- _What is needed_
With the images removed, repeat the data below exactly.

- _Data provided_
┄┄┄┄┄┄┄┄┄┄┄┄┄┄┄┄┄┄┄┄

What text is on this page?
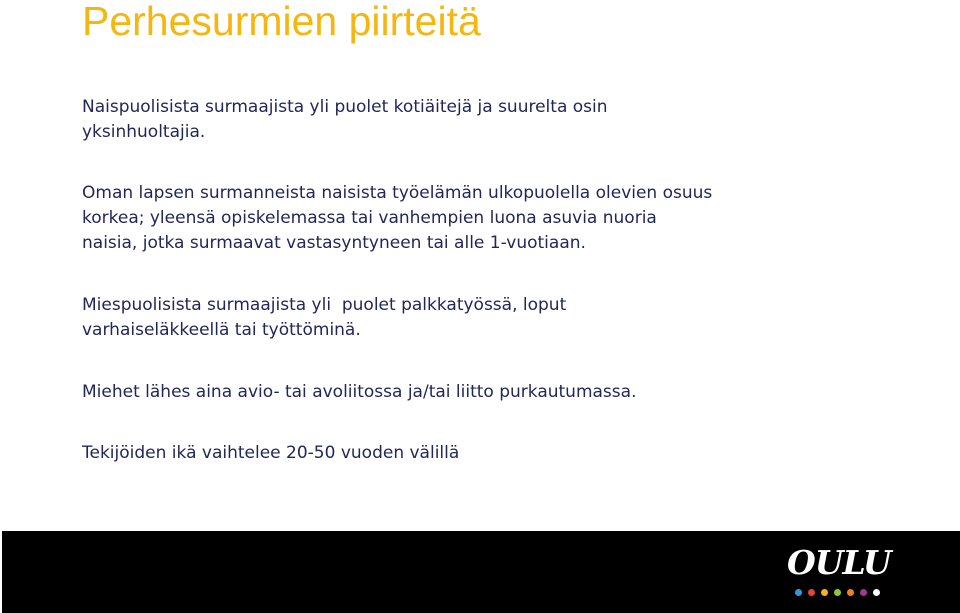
Perhesurmien piirteitä

Naispuolisista surmaajista yli puolet kotiäitejä ja suurelta osin
yksinhuoltajia.

Oman lapsen surmanneista naisista työelämän ulkopuolella olevien osuus
korkea; yleensä opiskelemassa tai vanhempien luona asuvia nuoria
naisia, jotka surmaavat vastasyntyneen tai alle 1-vuotiaan.

Miespuolisista surmaajista yli  puolet palkkatyössä, loput
varhaiseläkkeellä tai työttöminä.

Miehet lähes aina avio- tai avoliitossa ja/tai liitto purkautumassa.

Tekijöiden ikä vaihtelee 20-50 vuoden välillä

OULU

┄┄┄┄┄┄┄┄┄┄┄┄┄┄┄┄┄┄┄┄

- _Task response_
What text is on this page?
Perhesurmien piirteitä

Naispuolisista surmaajista yli puolet kotiäitejä ja suurelta osin
yksinhuoltajia.

Oman lapsen surmanneista naisista työelämän ulkopuolella olevien osuus
korkea; yleensä opiskelemassa tai vanhempien luona asuvia nuoria
naisia, jotka surmaavat vastasyntyneen tai alle 1-vuotiaan.

Miespuolisista surmaajista yli  puolet palkkatyössä, loput
varhaiseläkkeellä tai työttöminä.

Miehet lähes aina avio- tai avoliitossa ja/tai liitto purkautumassa.

Tekijöiden ikä vaihtelee 20-50 vuoden välillä

OULU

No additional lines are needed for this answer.